Problem:
From the records below, pull out each line that contains the word "description".

################

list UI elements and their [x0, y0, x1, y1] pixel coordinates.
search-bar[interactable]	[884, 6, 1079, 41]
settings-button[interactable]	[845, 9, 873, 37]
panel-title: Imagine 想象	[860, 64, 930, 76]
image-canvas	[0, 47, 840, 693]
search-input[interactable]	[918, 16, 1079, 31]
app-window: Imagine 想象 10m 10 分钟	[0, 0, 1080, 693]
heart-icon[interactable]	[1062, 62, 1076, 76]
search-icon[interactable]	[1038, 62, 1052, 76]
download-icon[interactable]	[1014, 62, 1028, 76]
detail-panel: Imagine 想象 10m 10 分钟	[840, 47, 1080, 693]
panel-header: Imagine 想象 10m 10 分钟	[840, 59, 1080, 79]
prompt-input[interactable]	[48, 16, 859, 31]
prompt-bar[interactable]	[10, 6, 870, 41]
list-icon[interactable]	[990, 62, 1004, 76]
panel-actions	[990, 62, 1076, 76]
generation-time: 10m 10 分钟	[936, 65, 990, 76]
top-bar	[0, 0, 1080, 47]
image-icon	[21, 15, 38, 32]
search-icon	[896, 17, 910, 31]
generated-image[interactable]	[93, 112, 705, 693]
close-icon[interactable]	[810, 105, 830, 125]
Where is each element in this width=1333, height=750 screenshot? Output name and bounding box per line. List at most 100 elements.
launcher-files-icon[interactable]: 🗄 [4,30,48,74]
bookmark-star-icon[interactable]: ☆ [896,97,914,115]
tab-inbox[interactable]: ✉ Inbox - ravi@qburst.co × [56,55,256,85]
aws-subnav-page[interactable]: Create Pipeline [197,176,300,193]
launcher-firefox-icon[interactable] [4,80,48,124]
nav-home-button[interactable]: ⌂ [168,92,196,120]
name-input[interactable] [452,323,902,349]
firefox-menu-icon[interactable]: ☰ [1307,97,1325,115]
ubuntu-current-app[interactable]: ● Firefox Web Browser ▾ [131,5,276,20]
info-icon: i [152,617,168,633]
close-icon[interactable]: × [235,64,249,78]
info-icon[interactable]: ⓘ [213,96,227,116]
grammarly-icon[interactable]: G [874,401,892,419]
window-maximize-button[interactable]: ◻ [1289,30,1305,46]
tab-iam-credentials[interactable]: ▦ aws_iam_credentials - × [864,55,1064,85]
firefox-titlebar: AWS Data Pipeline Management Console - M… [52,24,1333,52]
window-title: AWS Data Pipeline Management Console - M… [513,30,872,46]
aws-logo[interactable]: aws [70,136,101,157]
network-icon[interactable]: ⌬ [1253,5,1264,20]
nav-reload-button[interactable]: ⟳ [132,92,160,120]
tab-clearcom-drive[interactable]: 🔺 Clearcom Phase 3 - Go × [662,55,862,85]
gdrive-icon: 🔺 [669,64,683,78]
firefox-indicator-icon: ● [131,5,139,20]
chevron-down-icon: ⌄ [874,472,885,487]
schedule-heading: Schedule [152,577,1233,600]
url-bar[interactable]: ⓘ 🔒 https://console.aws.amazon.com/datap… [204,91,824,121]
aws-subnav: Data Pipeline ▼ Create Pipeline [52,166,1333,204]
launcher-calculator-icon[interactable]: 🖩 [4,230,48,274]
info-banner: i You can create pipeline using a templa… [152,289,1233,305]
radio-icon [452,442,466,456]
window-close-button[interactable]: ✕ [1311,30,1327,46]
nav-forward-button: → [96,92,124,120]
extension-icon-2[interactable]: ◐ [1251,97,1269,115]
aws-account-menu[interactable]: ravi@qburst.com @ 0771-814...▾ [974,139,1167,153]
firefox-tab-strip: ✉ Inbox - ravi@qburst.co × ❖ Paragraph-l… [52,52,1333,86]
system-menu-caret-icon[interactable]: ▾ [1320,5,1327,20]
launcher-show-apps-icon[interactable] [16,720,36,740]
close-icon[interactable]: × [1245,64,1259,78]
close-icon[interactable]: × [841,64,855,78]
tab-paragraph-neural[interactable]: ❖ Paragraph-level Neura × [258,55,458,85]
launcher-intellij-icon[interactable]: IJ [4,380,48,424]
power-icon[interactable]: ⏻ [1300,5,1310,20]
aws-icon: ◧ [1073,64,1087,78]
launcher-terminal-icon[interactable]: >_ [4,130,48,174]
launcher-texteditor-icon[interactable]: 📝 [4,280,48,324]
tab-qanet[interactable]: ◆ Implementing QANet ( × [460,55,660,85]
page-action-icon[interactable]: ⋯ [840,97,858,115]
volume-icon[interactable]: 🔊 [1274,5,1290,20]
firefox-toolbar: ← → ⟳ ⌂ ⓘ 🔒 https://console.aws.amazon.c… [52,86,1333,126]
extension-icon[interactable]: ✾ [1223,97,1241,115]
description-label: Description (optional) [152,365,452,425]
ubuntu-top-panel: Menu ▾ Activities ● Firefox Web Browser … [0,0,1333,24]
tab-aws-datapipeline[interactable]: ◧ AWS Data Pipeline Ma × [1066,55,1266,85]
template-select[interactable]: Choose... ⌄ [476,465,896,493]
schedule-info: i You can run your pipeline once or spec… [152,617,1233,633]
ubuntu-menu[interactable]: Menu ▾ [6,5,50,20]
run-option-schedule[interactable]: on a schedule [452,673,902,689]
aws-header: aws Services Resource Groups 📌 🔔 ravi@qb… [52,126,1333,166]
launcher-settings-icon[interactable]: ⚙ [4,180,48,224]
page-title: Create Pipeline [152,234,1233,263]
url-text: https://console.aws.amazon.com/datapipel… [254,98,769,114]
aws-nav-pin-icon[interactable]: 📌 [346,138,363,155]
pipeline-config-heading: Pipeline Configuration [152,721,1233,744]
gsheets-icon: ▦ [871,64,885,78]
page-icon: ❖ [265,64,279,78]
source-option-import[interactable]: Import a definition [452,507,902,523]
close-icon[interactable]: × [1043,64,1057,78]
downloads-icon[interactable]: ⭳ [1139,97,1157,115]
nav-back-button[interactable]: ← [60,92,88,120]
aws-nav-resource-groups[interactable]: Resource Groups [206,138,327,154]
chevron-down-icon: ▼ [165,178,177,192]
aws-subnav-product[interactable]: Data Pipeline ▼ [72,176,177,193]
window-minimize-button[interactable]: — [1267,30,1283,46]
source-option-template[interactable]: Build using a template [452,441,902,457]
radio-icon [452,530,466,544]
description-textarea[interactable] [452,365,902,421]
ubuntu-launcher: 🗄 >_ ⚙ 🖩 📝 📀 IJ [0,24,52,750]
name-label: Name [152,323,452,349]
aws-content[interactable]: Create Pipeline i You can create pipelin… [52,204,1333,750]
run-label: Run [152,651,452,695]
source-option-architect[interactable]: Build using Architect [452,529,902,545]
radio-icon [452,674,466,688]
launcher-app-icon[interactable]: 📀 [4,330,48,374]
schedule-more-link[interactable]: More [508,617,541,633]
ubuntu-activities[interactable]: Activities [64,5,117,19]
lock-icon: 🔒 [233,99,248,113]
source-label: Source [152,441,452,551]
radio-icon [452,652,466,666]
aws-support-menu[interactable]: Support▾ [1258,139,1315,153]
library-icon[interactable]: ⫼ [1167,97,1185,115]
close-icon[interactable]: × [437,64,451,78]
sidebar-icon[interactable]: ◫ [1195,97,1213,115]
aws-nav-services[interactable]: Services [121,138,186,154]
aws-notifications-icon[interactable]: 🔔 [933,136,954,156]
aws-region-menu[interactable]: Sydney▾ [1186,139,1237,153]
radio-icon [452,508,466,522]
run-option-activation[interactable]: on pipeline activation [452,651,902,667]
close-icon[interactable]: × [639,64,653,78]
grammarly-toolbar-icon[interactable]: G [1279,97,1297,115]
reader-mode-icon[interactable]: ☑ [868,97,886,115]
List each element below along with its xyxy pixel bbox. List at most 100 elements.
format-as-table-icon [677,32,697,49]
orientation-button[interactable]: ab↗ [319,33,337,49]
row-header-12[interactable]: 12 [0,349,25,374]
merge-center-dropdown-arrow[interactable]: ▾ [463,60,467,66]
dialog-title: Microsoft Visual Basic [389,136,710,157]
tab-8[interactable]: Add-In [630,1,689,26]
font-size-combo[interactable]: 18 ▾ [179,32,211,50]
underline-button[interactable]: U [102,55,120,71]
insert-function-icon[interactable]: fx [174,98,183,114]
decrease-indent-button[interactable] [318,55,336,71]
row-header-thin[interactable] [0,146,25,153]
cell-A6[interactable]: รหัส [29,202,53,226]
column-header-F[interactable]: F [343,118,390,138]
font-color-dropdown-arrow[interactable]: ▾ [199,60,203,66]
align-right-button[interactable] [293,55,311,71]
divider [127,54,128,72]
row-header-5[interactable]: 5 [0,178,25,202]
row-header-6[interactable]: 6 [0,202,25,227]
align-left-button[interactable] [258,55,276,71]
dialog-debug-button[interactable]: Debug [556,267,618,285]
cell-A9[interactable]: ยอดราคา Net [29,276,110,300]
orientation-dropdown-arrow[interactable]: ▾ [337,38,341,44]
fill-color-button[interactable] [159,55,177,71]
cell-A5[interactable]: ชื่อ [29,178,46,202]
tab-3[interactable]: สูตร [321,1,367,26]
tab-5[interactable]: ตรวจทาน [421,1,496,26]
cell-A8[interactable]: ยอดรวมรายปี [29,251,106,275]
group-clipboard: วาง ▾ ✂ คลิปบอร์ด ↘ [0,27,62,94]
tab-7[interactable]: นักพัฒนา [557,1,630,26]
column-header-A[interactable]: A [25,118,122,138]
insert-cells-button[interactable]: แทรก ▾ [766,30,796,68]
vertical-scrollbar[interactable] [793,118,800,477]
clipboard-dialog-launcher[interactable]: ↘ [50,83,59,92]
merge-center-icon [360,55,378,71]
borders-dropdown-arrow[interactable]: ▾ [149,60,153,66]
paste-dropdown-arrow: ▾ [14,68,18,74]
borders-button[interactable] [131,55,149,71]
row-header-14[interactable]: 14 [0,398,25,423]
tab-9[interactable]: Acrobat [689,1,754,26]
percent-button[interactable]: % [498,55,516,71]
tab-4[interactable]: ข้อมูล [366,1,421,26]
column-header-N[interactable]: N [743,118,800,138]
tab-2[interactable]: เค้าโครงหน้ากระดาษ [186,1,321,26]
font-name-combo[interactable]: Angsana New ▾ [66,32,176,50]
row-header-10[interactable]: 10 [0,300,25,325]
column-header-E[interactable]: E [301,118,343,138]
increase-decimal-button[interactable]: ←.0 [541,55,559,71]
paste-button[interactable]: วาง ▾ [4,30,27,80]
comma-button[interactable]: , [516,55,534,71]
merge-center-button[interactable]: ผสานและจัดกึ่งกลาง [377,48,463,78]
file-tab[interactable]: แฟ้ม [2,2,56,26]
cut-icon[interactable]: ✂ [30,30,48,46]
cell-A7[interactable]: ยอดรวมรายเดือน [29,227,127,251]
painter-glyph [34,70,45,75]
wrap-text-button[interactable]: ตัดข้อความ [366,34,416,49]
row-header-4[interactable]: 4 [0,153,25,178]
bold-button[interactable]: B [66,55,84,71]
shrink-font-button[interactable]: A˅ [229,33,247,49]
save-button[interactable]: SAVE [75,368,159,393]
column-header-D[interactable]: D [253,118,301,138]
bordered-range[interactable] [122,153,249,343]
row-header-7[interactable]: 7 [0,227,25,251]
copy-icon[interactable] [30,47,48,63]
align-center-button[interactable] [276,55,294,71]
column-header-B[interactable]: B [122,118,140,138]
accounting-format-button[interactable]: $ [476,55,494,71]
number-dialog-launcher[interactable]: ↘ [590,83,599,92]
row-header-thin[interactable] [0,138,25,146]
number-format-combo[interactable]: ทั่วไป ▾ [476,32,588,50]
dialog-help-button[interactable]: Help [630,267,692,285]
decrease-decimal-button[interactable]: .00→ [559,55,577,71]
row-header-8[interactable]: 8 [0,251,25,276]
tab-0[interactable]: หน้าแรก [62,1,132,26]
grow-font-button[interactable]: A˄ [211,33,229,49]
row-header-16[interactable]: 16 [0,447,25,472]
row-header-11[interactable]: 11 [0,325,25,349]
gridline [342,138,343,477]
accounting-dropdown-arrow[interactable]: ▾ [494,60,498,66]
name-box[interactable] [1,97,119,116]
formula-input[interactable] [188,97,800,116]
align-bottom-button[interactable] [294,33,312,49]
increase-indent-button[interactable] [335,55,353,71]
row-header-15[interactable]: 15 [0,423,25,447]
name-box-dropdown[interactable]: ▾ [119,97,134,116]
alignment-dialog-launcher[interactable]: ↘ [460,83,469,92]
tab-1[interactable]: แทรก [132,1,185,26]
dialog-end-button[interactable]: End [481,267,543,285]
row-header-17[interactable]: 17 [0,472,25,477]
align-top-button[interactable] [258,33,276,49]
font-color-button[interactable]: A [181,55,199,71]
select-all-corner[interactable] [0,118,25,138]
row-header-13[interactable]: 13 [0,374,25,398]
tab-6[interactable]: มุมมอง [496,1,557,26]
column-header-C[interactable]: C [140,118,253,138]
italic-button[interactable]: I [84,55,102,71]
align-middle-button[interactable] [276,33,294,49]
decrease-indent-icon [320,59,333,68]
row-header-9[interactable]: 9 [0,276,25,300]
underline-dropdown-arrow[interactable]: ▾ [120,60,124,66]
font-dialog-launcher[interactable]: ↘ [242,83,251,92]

################

Finished exercise:
description-label: Description (optional) [152,365,452,425]
description-textarea[interactable] [452,365,902,421]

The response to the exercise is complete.